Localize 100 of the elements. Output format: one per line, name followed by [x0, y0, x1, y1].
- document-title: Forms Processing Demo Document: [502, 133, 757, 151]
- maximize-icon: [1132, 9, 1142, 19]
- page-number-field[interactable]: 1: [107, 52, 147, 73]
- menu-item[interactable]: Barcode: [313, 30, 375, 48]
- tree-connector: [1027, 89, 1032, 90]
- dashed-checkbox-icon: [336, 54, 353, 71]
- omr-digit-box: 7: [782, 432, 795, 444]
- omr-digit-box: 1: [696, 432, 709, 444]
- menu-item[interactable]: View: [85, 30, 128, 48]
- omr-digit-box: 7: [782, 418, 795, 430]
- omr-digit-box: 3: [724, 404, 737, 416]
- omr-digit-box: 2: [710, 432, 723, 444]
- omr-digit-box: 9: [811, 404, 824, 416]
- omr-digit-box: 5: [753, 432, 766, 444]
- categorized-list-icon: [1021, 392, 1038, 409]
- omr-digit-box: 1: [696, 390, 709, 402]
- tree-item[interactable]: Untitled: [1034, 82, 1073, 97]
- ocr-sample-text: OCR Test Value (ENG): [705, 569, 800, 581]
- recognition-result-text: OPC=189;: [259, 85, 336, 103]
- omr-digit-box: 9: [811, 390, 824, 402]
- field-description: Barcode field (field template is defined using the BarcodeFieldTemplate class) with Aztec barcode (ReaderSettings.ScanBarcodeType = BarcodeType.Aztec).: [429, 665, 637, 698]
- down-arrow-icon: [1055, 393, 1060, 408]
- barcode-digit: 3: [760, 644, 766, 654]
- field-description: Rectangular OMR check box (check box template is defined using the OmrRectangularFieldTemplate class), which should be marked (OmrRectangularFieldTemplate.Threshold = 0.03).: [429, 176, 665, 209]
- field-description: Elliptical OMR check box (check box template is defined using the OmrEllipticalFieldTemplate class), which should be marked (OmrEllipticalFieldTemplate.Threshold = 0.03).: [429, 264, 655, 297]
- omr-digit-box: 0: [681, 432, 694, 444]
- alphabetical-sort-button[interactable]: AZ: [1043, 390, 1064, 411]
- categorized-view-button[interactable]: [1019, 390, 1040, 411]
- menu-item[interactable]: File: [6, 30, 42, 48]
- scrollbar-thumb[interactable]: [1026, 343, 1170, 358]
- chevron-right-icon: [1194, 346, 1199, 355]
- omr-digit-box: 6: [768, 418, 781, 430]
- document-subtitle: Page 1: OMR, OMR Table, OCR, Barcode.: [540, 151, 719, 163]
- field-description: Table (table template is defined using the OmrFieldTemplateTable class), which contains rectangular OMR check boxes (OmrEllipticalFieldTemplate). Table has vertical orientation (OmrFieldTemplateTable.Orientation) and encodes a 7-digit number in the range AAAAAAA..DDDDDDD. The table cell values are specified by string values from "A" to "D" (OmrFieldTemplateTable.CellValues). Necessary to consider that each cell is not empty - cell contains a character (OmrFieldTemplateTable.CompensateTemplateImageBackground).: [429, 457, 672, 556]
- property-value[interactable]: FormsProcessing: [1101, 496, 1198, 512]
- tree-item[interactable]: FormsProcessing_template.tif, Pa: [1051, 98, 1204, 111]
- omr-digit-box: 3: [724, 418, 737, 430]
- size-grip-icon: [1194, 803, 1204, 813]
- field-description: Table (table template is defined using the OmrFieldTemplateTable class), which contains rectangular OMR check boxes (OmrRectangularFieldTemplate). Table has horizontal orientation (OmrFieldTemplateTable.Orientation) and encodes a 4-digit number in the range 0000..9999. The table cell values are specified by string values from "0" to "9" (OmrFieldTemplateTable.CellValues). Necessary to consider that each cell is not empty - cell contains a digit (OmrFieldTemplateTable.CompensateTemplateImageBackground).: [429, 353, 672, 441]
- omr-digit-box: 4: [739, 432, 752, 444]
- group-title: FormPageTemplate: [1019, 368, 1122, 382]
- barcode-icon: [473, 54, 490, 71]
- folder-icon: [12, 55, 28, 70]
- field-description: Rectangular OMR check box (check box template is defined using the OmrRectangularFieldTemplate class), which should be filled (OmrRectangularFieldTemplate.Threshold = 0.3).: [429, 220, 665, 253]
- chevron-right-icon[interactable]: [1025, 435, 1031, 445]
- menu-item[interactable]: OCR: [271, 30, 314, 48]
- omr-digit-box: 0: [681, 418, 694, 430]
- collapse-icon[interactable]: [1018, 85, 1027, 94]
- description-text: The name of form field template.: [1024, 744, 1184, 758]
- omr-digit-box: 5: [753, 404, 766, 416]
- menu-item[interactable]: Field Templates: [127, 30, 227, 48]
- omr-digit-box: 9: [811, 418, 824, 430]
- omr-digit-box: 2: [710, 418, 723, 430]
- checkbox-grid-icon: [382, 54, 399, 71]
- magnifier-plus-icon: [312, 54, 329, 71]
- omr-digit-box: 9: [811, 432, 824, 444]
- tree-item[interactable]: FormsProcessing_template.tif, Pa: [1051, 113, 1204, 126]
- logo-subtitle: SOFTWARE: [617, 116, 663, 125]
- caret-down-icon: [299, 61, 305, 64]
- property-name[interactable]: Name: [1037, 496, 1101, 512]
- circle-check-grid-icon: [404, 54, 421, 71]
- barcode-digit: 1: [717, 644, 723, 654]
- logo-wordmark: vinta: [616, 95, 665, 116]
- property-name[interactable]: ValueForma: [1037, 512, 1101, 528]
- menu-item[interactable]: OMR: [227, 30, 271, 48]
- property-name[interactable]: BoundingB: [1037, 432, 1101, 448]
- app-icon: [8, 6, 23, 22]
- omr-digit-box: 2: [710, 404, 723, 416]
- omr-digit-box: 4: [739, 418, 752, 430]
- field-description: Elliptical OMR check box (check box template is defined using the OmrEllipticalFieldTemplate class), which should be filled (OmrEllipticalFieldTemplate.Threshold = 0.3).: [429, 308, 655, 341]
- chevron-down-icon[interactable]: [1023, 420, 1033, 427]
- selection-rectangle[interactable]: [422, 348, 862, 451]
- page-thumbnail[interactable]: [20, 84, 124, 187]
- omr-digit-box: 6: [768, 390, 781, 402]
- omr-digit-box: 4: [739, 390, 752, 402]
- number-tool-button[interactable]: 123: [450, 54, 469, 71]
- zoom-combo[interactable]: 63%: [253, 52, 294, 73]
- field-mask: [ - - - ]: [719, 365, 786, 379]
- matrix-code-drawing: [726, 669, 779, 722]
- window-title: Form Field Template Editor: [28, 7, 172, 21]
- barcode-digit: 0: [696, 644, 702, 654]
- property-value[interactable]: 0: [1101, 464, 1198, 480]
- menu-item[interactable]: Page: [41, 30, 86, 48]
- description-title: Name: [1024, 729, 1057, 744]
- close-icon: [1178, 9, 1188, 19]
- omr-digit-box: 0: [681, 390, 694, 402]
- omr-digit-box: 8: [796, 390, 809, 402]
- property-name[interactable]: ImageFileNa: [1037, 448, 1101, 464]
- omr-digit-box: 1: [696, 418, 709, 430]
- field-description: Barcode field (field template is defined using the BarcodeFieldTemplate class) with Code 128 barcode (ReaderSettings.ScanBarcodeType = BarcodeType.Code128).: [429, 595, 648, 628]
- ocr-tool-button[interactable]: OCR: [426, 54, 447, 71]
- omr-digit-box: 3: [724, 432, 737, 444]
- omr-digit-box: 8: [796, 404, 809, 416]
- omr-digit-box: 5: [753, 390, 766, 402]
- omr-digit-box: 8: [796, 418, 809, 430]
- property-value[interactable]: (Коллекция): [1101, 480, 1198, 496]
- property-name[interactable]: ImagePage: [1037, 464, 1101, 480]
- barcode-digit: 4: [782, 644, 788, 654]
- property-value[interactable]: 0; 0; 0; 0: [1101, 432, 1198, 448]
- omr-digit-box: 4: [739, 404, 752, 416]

────

**WHAT THE TASK REQUIRES**: Pick out every line in the rows above that contains the string "BarcodeType".

**RESULT OF THE TASK**:
- field-description: Barcode field (field template is defined using the BarcodeFieldTemplate class) with Aztec barcode (ReaderSettings.ScanBarcodeType = BarcodeType.Aztec).: [429, 665, 637, 698]
- field-description: Barcode field (field template is defined using the BarcodeFieldTemplate class) with Code 128 barcode (ReaderSettings.ScanBarcodeType = BarcodeType.Code128).: [429, 595, 648, 628]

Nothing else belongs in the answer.